#### ENTRIES SHOWN
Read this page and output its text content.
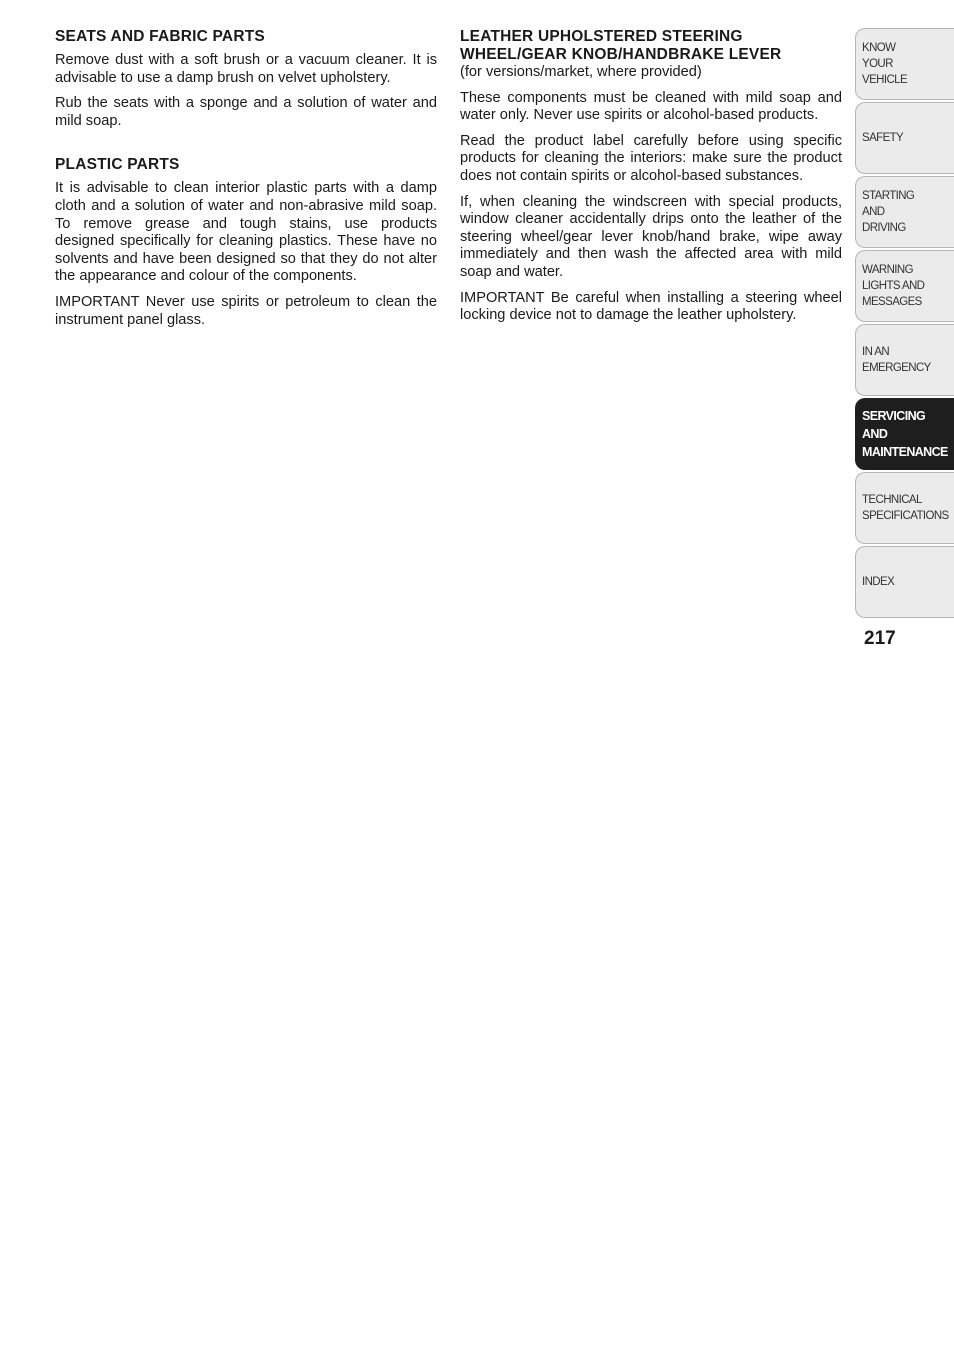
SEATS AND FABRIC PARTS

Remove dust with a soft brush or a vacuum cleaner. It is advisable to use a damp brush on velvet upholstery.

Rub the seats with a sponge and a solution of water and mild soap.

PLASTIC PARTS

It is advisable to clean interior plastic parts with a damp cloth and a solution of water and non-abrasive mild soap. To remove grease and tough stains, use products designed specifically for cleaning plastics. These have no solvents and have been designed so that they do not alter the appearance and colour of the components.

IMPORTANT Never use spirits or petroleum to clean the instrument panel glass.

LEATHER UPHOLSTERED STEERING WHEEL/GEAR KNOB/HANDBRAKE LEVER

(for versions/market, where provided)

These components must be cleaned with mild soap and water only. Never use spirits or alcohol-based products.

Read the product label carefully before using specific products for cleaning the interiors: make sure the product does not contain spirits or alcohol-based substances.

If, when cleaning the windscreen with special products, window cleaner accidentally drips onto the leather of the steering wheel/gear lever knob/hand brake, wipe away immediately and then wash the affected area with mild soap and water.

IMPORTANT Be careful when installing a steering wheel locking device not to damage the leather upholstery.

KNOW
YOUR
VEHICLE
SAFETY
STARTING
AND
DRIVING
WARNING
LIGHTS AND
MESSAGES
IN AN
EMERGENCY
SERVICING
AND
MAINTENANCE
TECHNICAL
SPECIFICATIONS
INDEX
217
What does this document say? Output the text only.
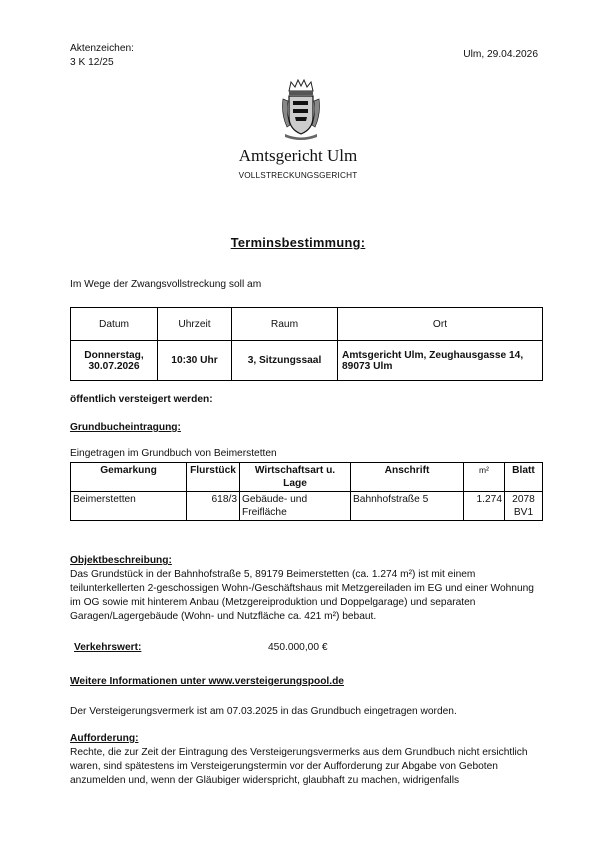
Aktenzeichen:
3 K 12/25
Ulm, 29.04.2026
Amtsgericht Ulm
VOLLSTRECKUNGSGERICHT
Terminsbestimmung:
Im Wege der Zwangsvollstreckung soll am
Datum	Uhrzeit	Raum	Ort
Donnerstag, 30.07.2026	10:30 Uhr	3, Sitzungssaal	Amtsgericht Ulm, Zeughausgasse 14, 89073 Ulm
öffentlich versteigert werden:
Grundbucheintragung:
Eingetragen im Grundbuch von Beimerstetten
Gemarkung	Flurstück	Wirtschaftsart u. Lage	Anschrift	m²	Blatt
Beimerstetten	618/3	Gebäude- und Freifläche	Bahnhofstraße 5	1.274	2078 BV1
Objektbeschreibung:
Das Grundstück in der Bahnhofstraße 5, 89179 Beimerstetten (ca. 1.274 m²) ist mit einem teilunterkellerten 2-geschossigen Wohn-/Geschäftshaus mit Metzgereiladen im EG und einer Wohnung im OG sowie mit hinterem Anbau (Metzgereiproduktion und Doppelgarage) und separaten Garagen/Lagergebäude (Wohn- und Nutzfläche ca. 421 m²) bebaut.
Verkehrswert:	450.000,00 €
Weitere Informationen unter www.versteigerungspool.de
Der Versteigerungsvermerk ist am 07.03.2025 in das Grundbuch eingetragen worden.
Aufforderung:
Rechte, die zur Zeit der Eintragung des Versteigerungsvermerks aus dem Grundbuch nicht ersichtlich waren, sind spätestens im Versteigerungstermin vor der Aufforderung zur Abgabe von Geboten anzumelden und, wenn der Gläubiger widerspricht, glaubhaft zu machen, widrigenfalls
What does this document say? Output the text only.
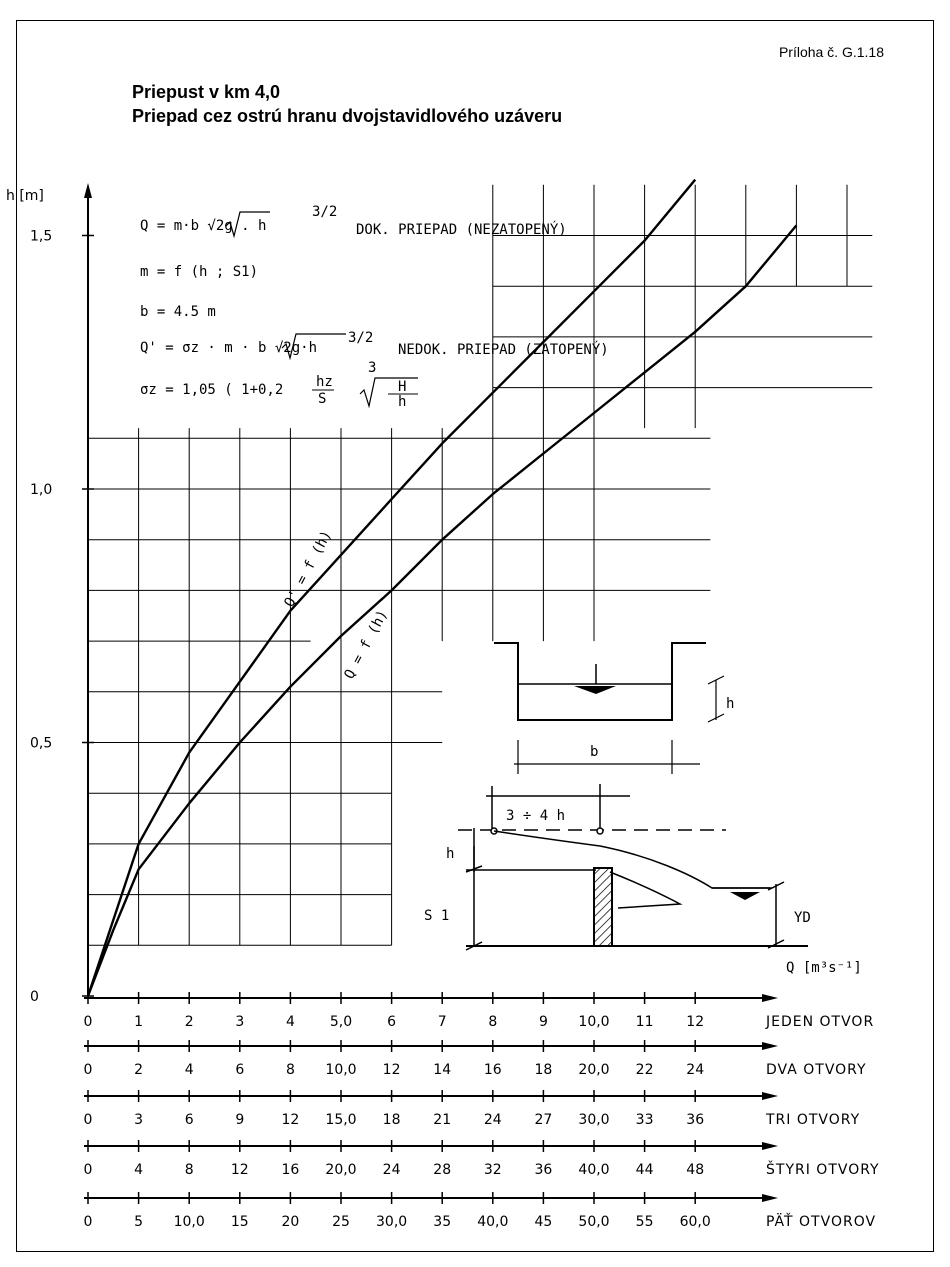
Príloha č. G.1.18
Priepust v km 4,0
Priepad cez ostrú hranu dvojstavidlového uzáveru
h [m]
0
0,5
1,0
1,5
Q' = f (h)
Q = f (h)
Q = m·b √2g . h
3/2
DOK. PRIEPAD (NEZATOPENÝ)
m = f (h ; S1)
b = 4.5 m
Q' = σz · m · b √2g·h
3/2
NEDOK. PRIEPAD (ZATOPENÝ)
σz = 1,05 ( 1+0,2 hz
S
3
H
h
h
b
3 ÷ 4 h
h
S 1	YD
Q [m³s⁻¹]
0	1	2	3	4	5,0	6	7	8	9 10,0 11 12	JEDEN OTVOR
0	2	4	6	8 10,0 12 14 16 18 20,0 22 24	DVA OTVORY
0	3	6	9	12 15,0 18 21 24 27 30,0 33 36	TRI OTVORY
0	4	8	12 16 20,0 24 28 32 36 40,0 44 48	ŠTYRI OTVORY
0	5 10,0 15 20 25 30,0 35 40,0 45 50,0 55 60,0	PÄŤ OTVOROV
########
#### ENTRIES SHOWN
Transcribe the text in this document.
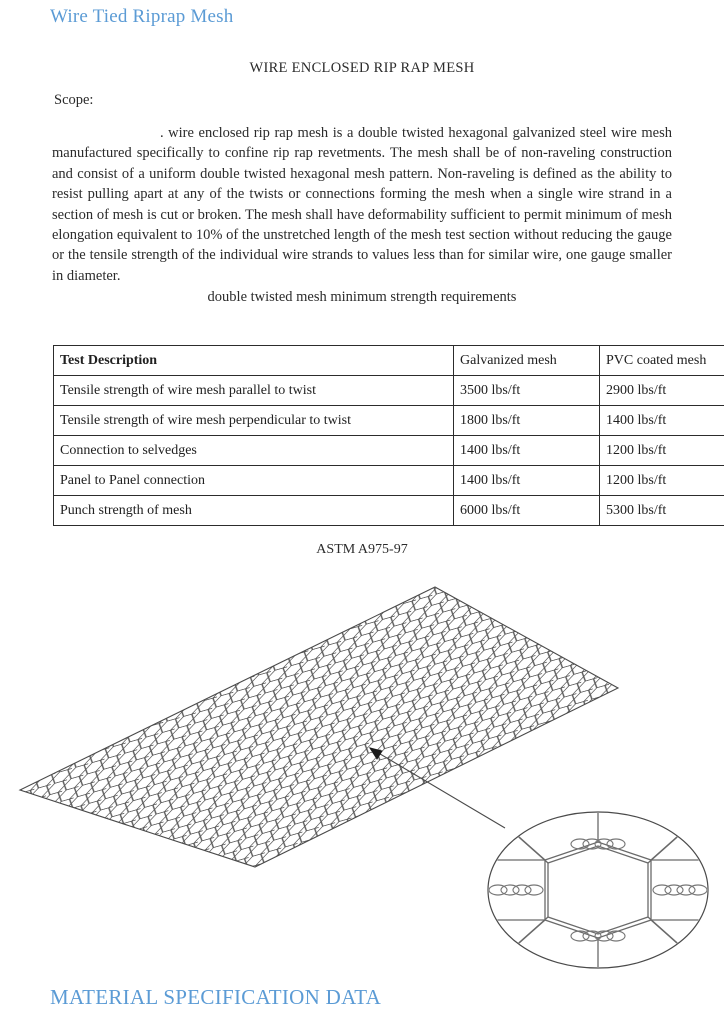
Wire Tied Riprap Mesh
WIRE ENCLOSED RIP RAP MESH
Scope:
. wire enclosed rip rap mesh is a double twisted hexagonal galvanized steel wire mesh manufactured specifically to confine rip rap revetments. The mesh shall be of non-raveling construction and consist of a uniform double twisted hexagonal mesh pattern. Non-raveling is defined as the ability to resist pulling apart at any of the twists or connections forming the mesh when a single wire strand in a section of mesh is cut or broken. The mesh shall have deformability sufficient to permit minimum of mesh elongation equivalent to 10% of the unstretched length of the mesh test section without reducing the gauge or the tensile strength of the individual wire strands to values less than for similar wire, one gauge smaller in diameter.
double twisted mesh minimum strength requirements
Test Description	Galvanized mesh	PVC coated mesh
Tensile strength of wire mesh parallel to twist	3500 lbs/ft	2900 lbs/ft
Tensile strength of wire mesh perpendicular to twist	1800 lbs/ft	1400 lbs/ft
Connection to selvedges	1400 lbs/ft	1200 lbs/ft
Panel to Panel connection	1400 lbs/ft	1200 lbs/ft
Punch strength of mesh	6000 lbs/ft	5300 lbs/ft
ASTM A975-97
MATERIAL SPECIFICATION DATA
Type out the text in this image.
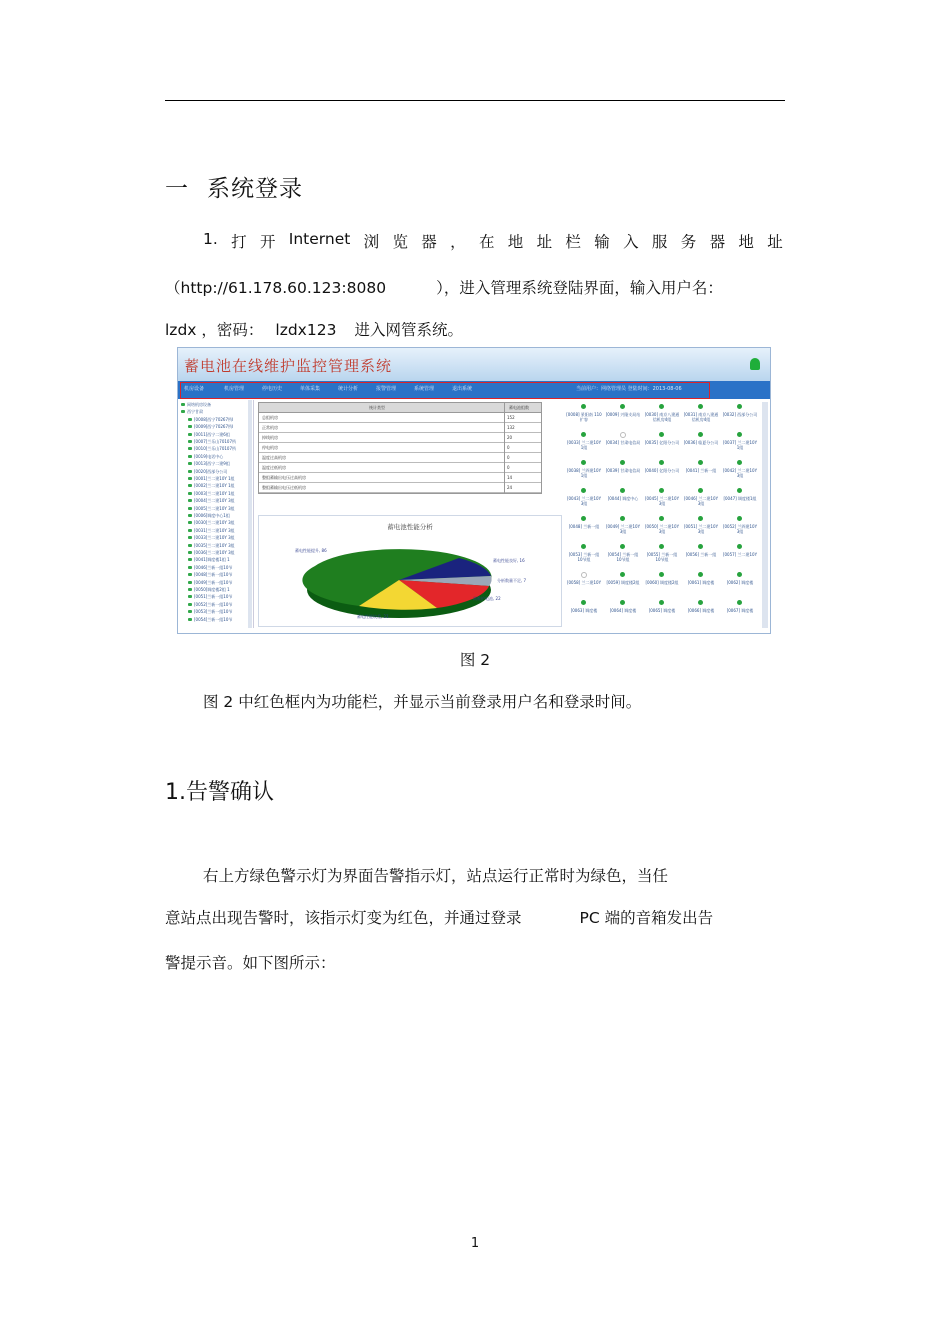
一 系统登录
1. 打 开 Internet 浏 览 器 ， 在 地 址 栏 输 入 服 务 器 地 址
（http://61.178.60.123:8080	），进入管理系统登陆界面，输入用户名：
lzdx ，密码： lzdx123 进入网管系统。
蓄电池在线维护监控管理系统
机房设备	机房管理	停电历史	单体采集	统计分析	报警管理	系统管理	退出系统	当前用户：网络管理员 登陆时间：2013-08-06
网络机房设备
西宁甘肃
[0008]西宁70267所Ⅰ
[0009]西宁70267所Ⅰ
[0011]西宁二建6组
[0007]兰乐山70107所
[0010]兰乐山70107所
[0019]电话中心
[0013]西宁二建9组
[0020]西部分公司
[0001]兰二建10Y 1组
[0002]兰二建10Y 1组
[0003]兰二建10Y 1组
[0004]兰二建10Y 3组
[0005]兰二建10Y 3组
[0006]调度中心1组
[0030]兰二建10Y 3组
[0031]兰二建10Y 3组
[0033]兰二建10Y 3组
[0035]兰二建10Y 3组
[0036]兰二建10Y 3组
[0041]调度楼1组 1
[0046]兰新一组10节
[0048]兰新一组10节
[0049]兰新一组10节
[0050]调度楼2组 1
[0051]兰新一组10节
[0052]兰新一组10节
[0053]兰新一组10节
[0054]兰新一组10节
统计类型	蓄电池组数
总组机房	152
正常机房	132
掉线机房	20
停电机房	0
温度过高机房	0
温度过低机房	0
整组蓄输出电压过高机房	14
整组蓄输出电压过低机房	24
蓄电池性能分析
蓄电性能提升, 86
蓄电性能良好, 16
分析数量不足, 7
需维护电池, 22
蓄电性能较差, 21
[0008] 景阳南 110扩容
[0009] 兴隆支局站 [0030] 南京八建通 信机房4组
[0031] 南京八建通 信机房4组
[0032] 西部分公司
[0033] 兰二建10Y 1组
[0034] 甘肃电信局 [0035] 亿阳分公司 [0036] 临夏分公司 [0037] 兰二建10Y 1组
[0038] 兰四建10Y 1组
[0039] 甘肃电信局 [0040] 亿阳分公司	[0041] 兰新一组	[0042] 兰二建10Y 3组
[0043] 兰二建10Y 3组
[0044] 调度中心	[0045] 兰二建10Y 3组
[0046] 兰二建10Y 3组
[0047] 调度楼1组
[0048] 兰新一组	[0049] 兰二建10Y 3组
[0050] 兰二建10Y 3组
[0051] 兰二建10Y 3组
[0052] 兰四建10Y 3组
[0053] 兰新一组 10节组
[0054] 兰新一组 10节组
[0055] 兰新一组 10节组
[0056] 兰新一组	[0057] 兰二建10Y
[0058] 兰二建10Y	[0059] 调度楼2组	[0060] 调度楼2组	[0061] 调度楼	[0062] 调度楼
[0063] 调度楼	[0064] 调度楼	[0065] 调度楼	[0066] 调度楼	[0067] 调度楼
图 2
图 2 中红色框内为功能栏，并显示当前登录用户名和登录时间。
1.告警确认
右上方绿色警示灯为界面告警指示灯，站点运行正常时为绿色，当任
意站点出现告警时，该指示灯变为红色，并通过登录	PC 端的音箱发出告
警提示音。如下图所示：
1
########
Copy the lines from the entries above in which the word "cleaner" appears.

• FULL RESPONSE
Remove dust with a soft brush or a vacuum cleaner. It is advisable to use a damp brush on velvet upholstery.
If, when cleaning the windscreen with special products, window cleaner accidentally drips onto the leather of the steering wheel/gear lever knob/hand brake, wipe away immediately and then wash the affected area with mild soap and water.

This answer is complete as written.